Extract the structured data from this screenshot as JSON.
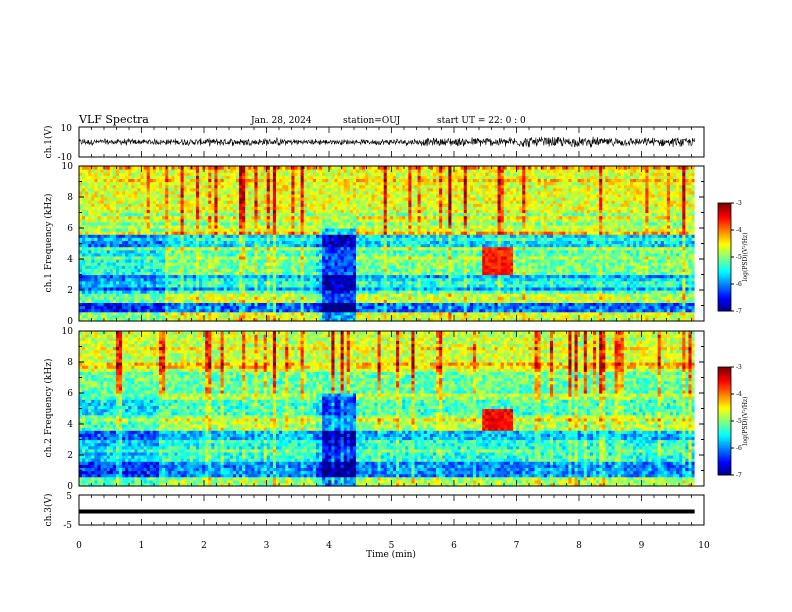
{
  "header": {
    "title": "VLF Spectra",
    "date": "Jan. 28, 2024",
    "station": "station=OUJ",
    "start": "start  UT  =   22: 0  : 0"
  },
  "chart_data": [
    {
      "id": "ch1-waveform",
      "type": "line",
      "ylabel": "ch.1(V)",
      "yticks": [
        "10",
        "-10"
      ],
      "ylim": [
        -10,
        10
      ],
      "xlim": [
        0,
        10
      ],
      "x_extent": [
        0,
        9.85
      ],
      "description_of_signal": "noise",
      "amplitude_envelope": [
        {
          "x": 0.0,
          "amp": 2.5
        },
        {
          "x": 1.5,
          "amp": 2.5
        },
        {
          "x": 3.0,
          "amp": 3.2
        },
        {
          "x": 3.9,
          "amp": 2.2
        },
        {
          "x": 4.5,
          "amp": 2.0
        },
        {
          "x": 6.0,
          "amp": 3.5
        },
        {
          "x": 7.5,
          "amp": 4.2
        },
        {
          "x": 9.0,
          "amp": 3.2
        },
        {
          "x": 9.85,
          "amp": 3.5
        }
      ]
    },
    {
      "id": "ch1-spectrogram",
      "type": "heatmap",
      "ylabel": "ch.1\nFrequency (kHz)",
      "yticks": [
        "0",
        "2",
        "4",
        "6",
        "8",
        "10"
      ],
      "ylim": [
        0,
        10
      ],
      "xlim": [
        0,
        10
      ],
      "x_extent": [
        0,
        9.85
      ],
      "colorbar": {
        "label": "log(PSD)(V²/Hz)",
        "ticks": [
          "-3",
          "-4",
          "-5",
          "-6",
          "-7"
        ],
        "range": [
          -7,
          -3
        ]
      },
      "bands": [
        {
          "f0": 0.0,
          "f1": 0.6,
          "level": -5.0
        },
        {
          "f0": 0.6,
          "f1": 1.2,
          "level": -6.4
        },
        {
          "f0": 1.2,
          "f1": 2.0,
          "level": -5.6
        },
        {
          "f0": 2.0,
          "f1": 3.0,
          "level": -6.2
        },
        {
          "f0": 3.0,
          "f1": 4.0,
          "level": -5.4
        },
        {
          "f0": 4.0,
          "f1": 4.8,
          "level": -5.5
        },
        {
          "f0": 4.8,
          "f1": 5.6,
          "level": -6.0
        },
        {
          "f0": 5.6,
          "f1": 7.0,
          "level": -5.0
        },
        {
          "f0": 7.0,
          "f1": 10.0,
          "level": -4.6
        }
      ],
      "quiet_intervals": [
        [
          3.85,
          4.4
        ]
      ],
      "active_intervals": [
        [
          1.35,
          3.75
        ],
        [
          4.4,
          9.85
        ]
      ],
      "hotspot": {
        "t0": 6.45,
        "t1": 6.9,
        "f0": 3.0,
        "f1": 4.6,
        "level": -3.6
      }
    },
    {
      "id": "ch2-spectrogram",
      "type": "heatmap",
      "ylabel": "ch.2\nFrequency (kHz)",
      "yticks": [
        "0",
        "2",
        "4",
        "6",
        "8",
        "10"
      ],
      "ylim": [
        0,
        10
      ],
      "xlim": [
        0,
        10
      ],
      "x_extent": [
        0,
        9.85
      ],
      "colorbar": {
        "label": "log(PSD)(V²/Hz)",
        "ticks": [
          "-3",
          "-4",
          "-5",
          "-6",
          "-7"
        ],
        "range": [
          -7,
          -3
        ]
      },
      "bands": [
        {
          "f0": 0.0,
          "f1": 0.6,
          "level": -5.2
        },
        {
          "f0": 0.6,
          "f1": 1.5,
          "level": -6.3
        },
        {
          "f0": 1.5,
          "f1": 2.5,
          "level": -5.7
        },
        {
          "f0": 2.5,
          "f1": 3.6,
          "level": -6.1
        },
        {
          "f0": 3.6,
          "f1": 4.6,
          "level": -5.2
        },
        {
          "f0": 4.6,
          "f1": 5.8,
          "level": -5.6
        },
        {
          "f0": 5.8,
          "f1": 7.4,
          "level": -5.1
        },
        {
          "f0": 7.4,
          "f1": 10.0,
          "level": -4.7
        }
      ],
      "quiet_intervals": [
        [
          3.85,
          4.4
        ]
      ],
      "active_intervals": [
        [
          1.35,
          3.75
        ],
        [
          4.4,
          9.85
        ]
      ],
      "hotspot": {
        "t0": 6.45,
        "t1": 6.9,
        "f0": 3.6,
        "f1": 4.8,
        "level": -3.5
      }
    },
    {
      "id": "ch3-waveform",
      "type": "line",
      "ylabel": "ch.3(V)",
      "yticks": [
        "5",
        "-5"
      ],
      "ylim": [
        -5,
        5
      ],
      "xlim": [
        0,
        10
      ],
      "x_extent": [
        0,
        9.85
      ],
      "y_constant": -0.5,
      "xlabel": "Time  (min)",
      "xticks": [
        "0",
        "1",
        "2",
        "3",
        "4",
        "5",
        "6",
        "7",
        "8",
        "9",
        "10"
      ]
    }
  ]
}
___
Copy out every line of the listing that contains the string "spectrogram".

      "id": "ch1-spectrogram",
      "id": "ch2-spectrogram",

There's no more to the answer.